THE EXERCISE: Exactly as given, repeat all of the entries.

RECORD SET:
◆ ◆ ◆ ◆
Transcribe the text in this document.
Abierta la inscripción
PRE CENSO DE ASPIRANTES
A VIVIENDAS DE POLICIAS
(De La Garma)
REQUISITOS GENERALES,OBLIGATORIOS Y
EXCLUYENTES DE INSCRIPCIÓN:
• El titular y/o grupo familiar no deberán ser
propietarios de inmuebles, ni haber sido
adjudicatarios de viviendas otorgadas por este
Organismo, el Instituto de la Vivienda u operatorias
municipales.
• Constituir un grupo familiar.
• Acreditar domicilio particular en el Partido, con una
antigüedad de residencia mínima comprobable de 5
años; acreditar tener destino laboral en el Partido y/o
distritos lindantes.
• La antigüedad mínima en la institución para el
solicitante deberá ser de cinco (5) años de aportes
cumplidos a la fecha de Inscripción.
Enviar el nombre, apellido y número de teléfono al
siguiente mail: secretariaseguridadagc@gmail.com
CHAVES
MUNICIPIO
◆ ◆ ◆ ◆
ANSWER FOR THIS EXERCISE:
Transcribe the text in this document.
Abierta la inscripción
PRE CENSO DE ASPIRANTES
A VIVIENDAS DE POLICIAS
(De La Garma)
REQUISITOS GENERALES,OBLIGATORIOS Y
EXCLUYENTES DE INSCRIPCIÓN:
• El titular y/o grupo familiar no deberán ser
propietarios de inmuebles, ni haber sido
adjudicatarios de viviendas otorgadas por este
Organismo, el Instituto de la Vivienda u operatorias
municipales.
• Constituir un grupo familiar.
• Acreditar domicilio particular en el Partido, con una
antigüedad de residencia mínima comprobable de 5
años; acreditar tener destino laboral en el Partido y/o
distritos lindantes.
• La antigüedad mínima en la institución para el
solicitante deberá ser de cinco (5) años de aportes
cumplidos a la fecha de Inscripción.
Enviar el nombre, apellido y número de teléfono al
siguiente mail: secretariaseguridadagc@gmail.com
CHAVES
MUNICIPIO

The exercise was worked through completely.